++++ EXTRACTED RECORDS
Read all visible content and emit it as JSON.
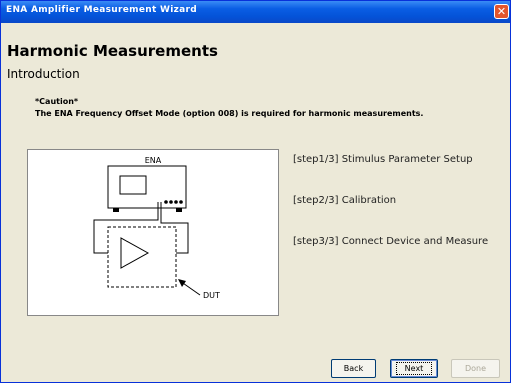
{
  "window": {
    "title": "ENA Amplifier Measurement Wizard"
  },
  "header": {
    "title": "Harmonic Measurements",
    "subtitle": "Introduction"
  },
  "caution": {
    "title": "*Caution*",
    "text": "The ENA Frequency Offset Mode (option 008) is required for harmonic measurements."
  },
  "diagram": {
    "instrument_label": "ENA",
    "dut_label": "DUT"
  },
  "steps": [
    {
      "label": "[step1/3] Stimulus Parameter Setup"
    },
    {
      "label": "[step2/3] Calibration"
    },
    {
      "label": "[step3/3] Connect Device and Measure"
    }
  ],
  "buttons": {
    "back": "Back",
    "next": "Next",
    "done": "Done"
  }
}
++++++++
++++ EXTRACTED RECORDS
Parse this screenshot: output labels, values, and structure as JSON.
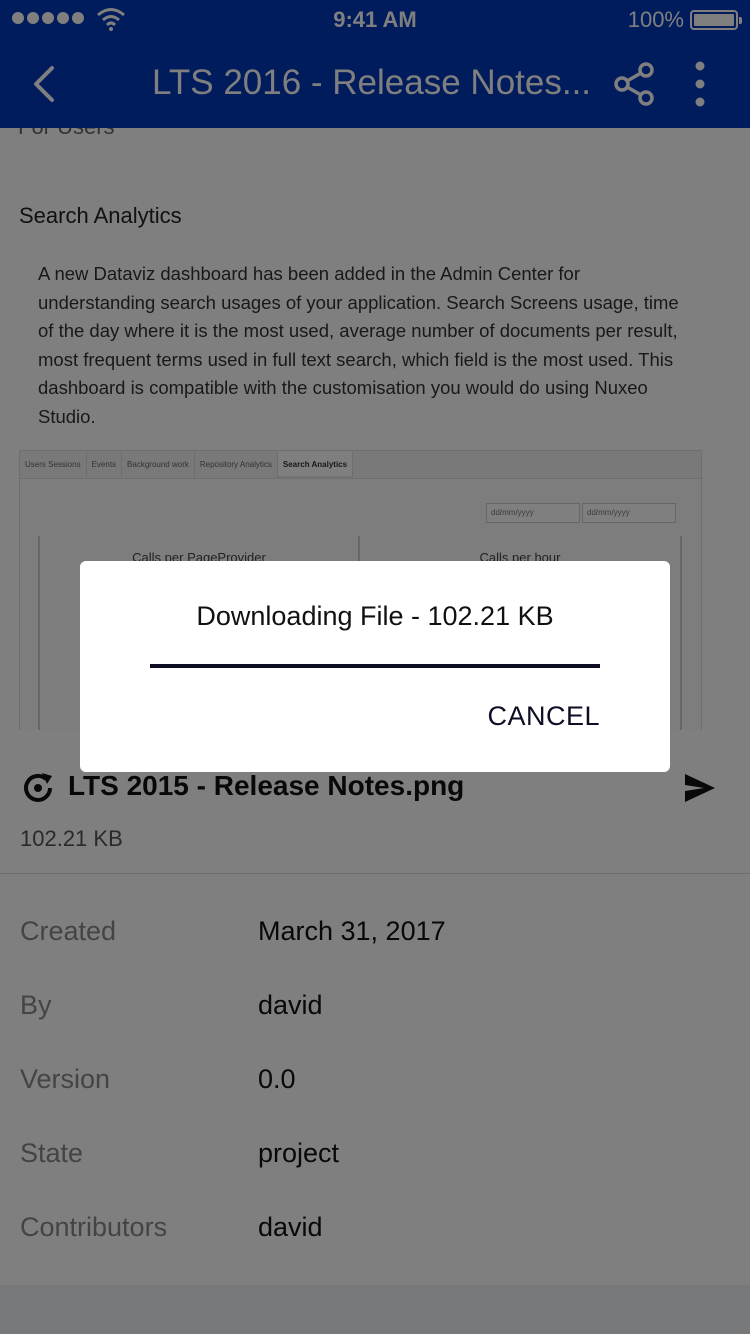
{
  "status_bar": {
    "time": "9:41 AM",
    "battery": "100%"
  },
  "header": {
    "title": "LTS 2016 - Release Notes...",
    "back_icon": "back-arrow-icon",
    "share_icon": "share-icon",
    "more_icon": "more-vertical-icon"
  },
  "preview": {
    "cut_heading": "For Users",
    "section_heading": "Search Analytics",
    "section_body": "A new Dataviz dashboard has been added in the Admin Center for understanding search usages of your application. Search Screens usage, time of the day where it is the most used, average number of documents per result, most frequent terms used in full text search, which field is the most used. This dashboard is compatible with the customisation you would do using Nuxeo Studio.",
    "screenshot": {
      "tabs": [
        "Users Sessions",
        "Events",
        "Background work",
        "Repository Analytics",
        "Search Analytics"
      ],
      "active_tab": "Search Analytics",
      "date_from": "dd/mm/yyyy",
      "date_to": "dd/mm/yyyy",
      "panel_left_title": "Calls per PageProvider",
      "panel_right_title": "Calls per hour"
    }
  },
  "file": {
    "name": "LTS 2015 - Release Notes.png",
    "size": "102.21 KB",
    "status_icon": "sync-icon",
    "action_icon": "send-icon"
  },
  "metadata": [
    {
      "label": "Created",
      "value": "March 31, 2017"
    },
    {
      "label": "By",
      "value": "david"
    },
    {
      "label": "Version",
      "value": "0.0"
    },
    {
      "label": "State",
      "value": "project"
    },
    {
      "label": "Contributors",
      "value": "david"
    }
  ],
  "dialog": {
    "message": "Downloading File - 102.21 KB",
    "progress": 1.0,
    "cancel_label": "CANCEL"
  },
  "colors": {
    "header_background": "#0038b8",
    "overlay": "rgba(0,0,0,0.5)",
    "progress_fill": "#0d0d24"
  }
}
++++++++
++++ EXTRACTED RECORDS
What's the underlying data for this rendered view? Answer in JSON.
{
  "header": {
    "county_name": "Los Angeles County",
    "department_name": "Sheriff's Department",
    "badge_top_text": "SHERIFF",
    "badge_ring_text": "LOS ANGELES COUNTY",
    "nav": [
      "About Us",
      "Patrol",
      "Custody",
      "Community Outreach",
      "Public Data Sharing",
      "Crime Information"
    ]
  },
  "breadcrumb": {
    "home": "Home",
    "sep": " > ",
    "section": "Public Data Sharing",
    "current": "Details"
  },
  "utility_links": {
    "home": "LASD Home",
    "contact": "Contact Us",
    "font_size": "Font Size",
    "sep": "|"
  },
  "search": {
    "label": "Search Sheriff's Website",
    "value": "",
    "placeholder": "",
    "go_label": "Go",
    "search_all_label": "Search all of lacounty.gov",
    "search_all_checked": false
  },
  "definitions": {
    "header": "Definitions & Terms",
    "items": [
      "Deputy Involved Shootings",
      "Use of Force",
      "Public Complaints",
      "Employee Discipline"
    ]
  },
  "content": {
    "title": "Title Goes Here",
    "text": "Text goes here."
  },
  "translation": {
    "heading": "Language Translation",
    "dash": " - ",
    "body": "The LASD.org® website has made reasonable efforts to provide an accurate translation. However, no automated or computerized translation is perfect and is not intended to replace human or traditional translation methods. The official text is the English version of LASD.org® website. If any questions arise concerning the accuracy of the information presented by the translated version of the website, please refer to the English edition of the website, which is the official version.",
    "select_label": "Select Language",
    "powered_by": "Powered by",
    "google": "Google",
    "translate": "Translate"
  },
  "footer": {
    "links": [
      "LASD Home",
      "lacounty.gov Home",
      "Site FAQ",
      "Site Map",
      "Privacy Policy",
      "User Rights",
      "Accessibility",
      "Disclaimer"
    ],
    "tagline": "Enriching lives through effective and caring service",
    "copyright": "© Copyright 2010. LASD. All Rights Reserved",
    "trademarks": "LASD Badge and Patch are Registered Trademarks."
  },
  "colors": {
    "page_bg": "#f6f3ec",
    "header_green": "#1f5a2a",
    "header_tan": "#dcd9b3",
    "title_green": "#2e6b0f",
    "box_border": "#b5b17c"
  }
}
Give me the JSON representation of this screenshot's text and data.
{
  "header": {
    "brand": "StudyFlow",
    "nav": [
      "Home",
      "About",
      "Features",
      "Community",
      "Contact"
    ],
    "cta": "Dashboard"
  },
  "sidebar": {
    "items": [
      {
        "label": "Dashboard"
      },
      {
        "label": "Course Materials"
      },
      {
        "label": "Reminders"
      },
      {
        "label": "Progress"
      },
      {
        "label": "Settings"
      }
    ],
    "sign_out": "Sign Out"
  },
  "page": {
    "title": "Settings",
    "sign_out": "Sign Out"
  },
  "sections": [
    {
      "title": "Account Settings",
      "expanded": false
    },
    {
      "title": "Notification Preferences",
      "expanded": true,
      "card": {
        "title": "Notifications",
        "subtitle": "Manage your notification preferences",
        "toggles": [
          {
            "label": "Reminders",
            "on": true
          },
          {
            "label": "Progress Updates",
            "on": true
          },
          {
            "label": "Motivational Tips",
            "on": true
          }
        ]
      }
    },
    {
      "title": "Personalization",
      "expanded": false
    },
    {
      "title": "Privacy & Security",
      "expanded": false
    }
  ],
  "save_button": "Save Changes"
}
++++++++
* TASK DESCRIPTION *
Work out how many lines of the data hold the string "content". Reply with that number alone.

* FINAL RESULT *
2